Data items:
>> Begin
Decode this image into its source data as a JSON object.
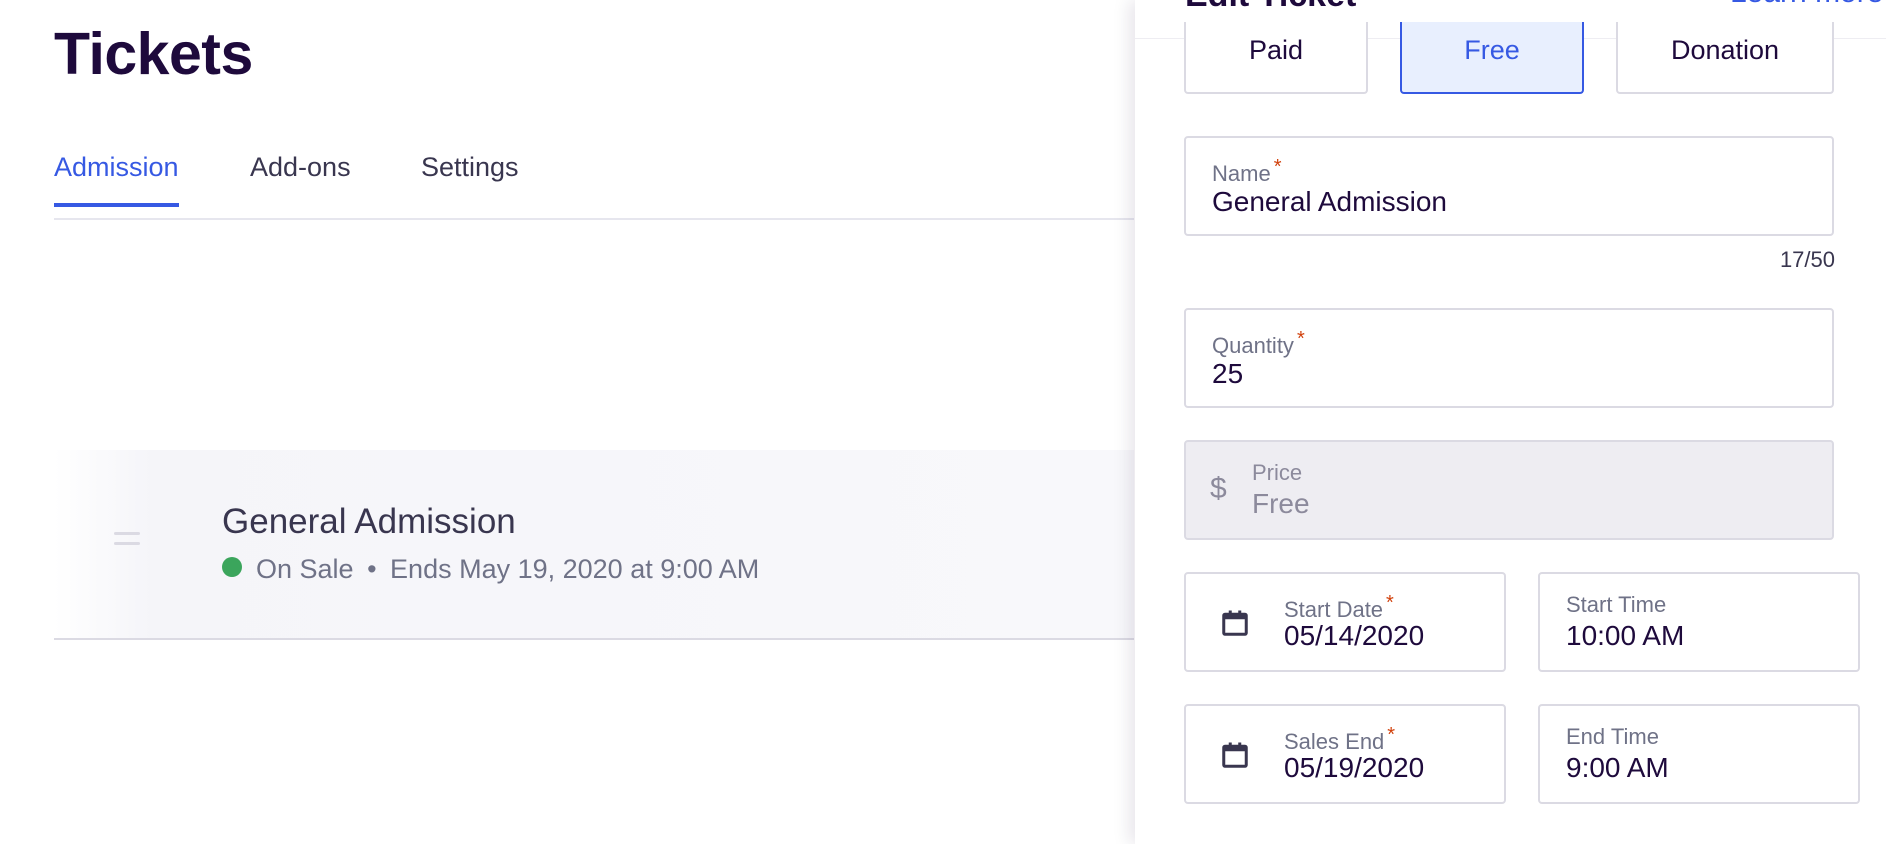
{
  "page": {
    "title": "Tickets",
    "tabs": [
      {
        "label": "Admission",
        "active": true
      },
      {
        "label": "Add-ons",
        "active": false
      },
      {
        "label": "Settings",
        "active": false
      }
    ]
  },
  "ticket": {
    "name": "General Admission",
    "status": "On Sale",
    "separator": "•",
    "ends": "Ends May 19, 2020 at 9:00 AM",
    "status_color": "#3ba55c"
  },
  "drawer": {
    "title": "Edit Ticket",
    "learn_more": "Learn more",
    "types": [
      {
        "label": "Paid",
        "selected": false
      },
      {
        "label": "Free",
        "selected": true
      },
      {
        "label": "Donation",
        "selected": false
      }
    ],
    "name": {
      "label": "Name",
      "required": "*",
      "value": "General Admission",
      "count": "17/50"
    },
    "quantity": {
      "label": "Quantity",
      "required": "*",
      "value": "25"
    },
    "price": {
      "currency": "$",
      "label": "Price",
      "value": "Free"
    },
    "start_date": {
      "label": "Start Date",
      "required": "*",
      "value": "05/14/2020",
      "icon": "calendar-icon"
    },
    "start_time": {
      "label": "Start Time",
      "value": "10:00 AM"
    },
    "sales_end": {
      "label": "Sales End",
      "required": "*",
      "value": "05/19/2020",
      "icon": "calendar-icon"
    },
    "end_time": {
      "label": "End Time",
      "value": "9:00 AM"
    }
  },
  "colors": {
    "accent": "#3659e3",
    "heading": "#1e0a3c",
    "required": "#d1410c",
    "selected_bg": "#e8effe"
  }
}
>> End
>> Begin
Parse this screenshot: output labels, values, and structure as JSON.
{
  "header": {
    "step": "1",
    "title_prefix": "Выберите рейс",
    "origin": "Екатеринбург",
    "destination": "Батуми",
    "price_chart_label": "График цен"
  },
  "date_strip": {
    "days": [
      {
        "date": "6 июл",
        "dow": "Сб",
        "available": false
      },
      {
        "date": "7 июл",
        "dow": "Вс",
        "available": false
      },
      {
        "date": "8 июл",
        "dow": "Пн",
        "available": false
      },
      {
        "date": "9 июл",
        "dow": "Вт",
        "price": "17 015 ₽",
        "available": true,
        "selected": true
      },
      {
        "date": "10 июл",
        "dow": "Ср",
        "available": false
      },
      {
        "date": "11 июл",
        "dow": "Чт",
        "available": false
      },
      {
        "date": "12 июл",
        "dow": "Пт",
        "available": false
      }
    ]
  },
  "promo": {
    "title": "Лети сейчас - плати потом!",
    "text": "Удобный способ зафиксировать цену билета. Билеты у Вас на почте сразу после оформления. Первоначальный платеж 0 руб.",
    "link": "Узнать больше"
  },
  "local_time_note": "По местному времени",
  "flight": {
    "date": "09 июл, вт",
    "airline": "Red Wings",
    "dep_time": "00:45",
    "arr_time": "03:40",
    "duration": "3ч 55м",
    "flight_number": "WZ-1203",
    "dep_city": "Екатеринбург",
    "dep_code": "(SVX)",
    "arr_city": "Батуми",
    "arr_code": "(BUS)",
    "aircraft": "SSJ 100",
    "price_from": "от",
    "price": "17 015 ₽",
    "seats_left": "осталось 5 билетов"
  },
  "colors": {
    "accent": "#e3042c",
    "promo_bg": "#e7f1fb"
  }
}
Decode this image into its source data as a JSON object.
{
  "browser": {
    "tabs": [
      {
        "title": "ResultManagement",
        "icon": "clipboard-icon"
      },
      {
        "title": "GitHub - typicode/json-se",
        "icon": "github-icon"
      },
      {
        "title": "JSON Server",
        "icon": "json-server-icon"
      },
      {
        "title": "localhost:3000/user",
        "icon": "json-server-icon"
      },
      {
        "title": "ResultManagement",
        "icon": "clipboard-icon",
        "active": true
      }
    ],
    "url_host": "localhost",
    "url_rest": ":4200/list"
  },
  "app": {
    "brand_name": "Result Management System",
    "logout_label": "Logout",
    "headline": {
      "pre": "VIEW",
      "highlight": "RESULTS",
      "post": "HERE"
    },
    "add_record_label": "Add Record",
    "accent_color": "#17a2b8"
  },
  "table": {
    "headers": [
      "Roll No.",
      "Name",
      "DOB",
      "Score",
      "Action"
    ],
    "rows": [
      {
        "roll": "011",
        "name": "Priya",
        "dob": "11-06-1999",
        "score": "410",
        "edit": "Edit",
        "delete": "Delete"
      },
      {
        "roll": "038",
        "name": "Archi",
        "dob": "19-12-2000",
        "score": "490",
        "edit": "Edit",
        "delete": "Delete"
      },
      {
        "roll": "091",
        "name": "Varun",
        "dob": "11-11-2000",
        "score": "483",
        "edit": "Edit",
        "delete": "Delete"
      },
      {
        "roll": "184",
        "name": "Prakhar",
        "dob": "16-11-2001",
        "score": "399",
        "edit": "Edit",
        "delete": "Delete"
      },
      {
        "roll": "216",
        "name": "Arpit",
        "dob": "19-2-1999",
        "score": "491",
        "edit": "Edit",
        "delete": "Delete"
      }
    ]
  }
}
>> End
## Aim
Copy all lines of the listing above that contain the string "Admission".

## The output
        "label": "Admission",
    "name": "General Admission",
      "value": "General Admission",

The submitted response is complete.